** START OF Entries **
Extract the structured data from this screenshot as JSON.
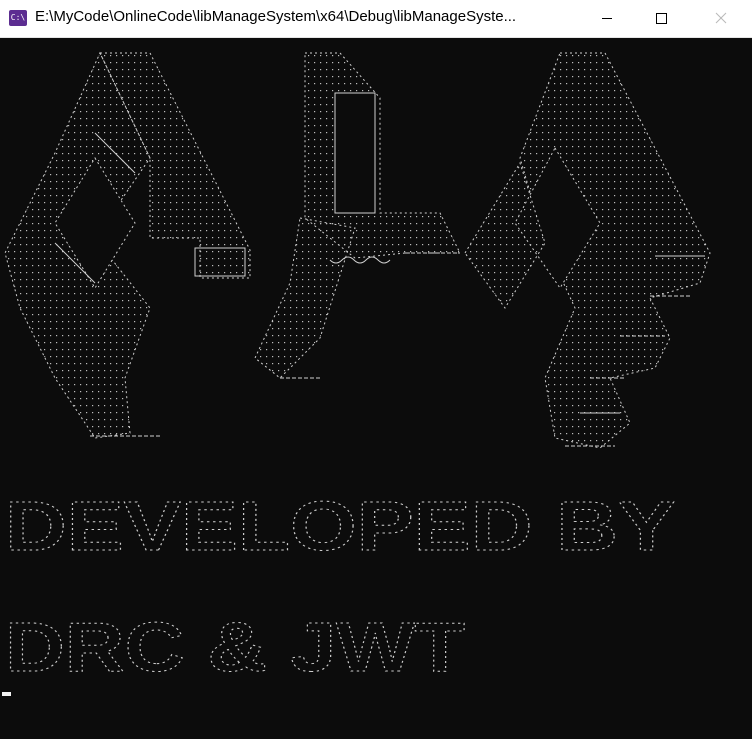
{
  "window": {
    "title": "E:\\MyCode\\OnlineCode\\libManageSystem\\x64\\Debug\\libManageSyste...",
    "icon": "console-app-icon",
    "controls": [
      "minimize-icon",
      "maximize-icon",
      "close-icon"
    ]
  },
  "console": {
    "logo": "ascii-art-logo",
    "banner_line_1": "DEVELOPED BY",
    "banner_line_2": "DRC & JWT",
    "colors": {
      "background": "#0c0c0c",
      "foreground": "#cccccc",
      "cursor": "#f2f2f2"
    }
  }
}
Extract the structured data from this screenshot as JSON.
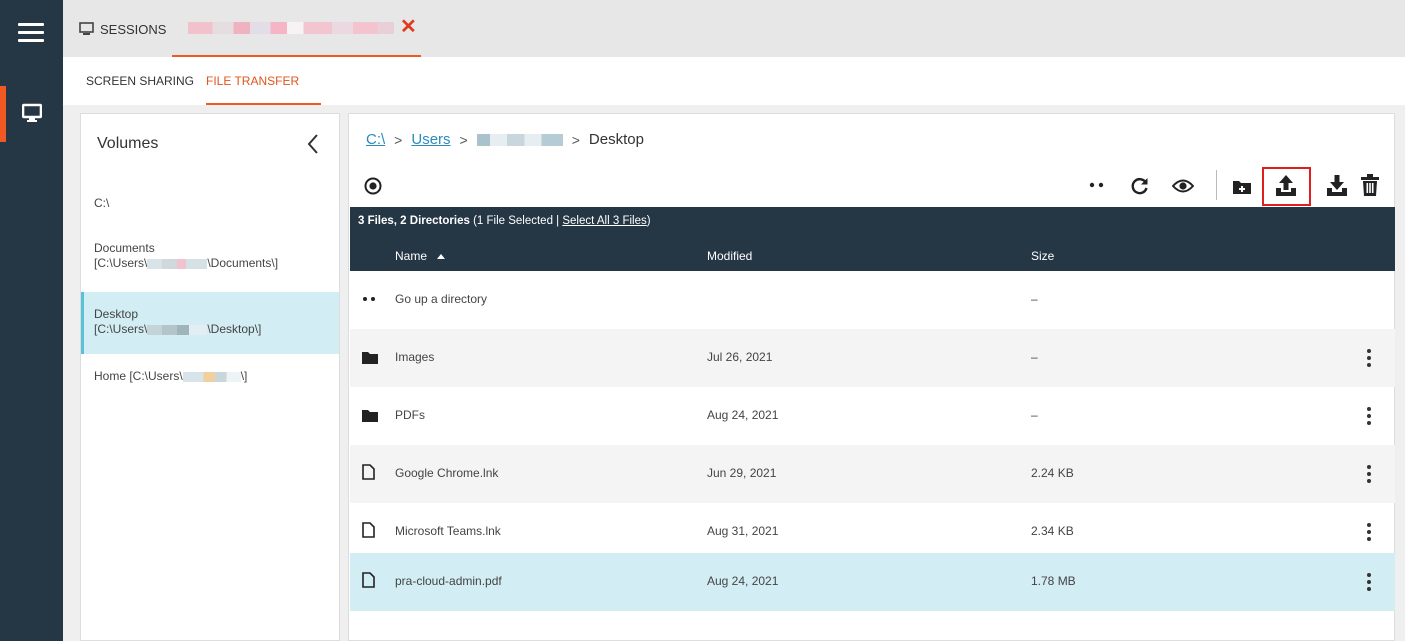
{
  "nav": {
    "menu_icon": "hamburger-menu-icon",
    "sessions_icon": "monitor-icon",
    "accent_color": "#f05a22",
    "rail_color": "#253645"
  },
  "top_bar": {
    "sessions_label": "SESSIONS",
    "session_close": "✕"
  },
  "sub_tabs": {
    "screen_sharing": "SCREEN SHARING",
    "file_transfer": "FILE TRANSFER",
    "active": "FILE TRANSFER"
  },
  "volumes": {
    "title": "Volumes",
    "items": [
      {
        "name": "C:\\",
        "path": ""
      },
      {
        "name": "Documents",
        "path_prefix": "[C:\\Users\\",
        "path_suffix": "\\Documents\\]"
      },
      {
        "name": "Desktop",
        "path_prefix": "[C:\\Users\\",
        "path_suffix": "\\Desktop\\]",
        "selected": true
      },
      {
        "name": "Home [C:\\Users\\",
        "path_suffix": "\\]"
      }
    ]
  },
  "breadcrumb": {
    "root": "C:\\",
    "users": "Users",
    "current": "Desktop"
  },
  "toolbar": {
    "icons": [
      "stop-icon",
      "go-up-icon",
      "refresh-icon",
      "view-icon",
      "new-folder-icon",
      "upload-icon",
      "download-icon",
      "delete-icon"
    ],
    "highlighted": "upload-icon",
    "highlight_color": "#e01e1e"
  },
  "table": {
    "summary_counts": "3 Files, 2 Directories",
    "summary_selected": "(1 File Selected | ",
    "select_all": "Select All 3 Files",
    "summary_close": ")",
    "columns": {
      "name": "Name",
      "modified": "Modified",
      "size": "Size"
    },
    "rows": [
      {
        "icon": "two-dots-icon",
        "name": "Go up a directory",
        "modified": "",
        "size": "–"
      },
      {
        "icon": "folder-icon",
        "name": "Images",
        "modified": "Jul 26, 2021",
        "size": "–"
      },
      {
        "icon": "folder-icon",
        "name": "PDFs",
        "modified": "Aug 24, 2021",
        "size": "–"
      },
      {
        "icon": "file-icon",
        "name": "Google Chrome.lnk",
        "modified": "Jun 29, 2021",
        "size": "2.24 KB"
      },
      {
        "icon": "file-icon",
        "name": "Microsoft Teams.lnk",
        "modified": "Aug 31, 2021",
        "size": "2.34 KB"
      },
      {
        "icon": "file-icon",
        "name": "pra-cloud-admin.pdf",
        "modified": "Aug 24, 2021",
        "size": "1.78 MB",
        "selected": true
      }
    ]
  }
}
** END OF Entries **
- **Your objective**: Track down every line of the material containing the string "name", and copy it.

- **Correct response**:
        "name": "C:\\",
        "name": "Documents",
        "name": "Desktop",
        "name": "Home [C:\\Users\\",
      "name": "Name",
        "name": "Go up a directory",
        "name": "Images",
        "name": "PDFs",
        "name": "Google Chrome.lnk",
        "name": "Microsoft Teams.lnk",
        "name": "pra-cloud-admin.pdf",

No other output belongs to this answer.